Write out each record again exactly as it stands.

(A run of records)
———

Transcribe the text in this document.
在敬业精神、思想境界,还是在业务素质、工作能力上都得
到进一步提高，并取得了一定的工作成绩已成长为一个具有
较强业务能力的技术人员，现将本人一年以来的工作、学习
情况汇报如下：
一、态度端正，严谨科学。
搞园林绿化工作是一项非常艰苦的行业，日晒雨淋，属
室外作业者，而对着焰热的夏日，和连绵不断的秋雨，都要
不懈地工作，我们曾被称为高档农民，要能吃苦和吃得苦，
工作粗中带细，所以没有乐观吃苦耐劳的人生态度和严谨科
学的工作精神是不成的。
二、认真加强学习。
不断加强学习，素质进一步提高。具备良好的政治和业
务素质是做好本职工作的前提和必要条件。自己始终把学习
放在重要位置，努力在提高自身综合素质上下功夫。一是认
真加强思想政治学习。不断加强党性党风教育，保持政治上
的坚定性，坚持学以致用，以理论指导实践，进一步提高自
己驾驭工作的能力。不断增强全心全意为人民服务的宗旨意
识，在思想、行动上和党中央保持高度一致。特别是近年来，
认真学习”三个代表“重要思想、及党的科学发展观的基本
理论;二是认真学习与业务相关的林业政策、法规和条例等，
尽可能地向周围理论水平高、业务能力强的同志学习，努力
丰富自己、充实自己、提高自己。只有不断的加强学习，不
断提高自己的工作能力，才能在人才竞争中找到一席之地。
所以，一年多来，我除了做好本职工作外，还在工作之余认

———

▸ Solution to the problem
Transcribe the text in this document.
在敬业精神、思想境界,还是在业务素质、工作能力上都得
到进一步提高，并取得了一定的工作成绩已成长为一个具有
较强业务能力的技术人员，现将本人一年以来的工作、学习
情况汇报如下：
一、态度端正，严谨科学。
搞园林绿化工作是一项非常艰苦的行业，日晒雨淋，属
室外作业者，而对着焰热的夏日，和连绵不断的秋雨，都要
不懈地工作，我们曾被称为高档农民，要能吃苦和吃得苦，
工作粗中带细，所以没有乐观吃苦耐劳的人生态度和严谨科
学的工作精神是不成的。
二、认真加强学习。
不断加强学习，素质进一步提高。具备良好的政治和业
务素质是做好本职工作的前提和必要条件。自己始终把学习
放在重要位置，努力在提高自身综合素质上下功夫。一是认
真加强思想政治学习。不断加强党性党风教育，保持政治上
的坚定性，坚持学以致用，以理论指导实践，进一步提高自
己驾驭工作的能力。不断增强全心全意为人民服务的宗旨意
识，在思想、行动上和党中央保持高度一致。特别是近年来，
认真学习”三个代表“重要思想、及党的科学发展观的基本
理论;二是认真学习与业务相关的林业政策、法规和条例等，
尽可能地向周围理论水平高、业务能力强的同志学习，努力
丰富自己、充实自己、提高自己。只有不断的加强学习，不
断提高自己的工作能力，才能在人才竞争中找到一席之地。
所以，一年多来，我除了做好本职工作外，还在工作之余认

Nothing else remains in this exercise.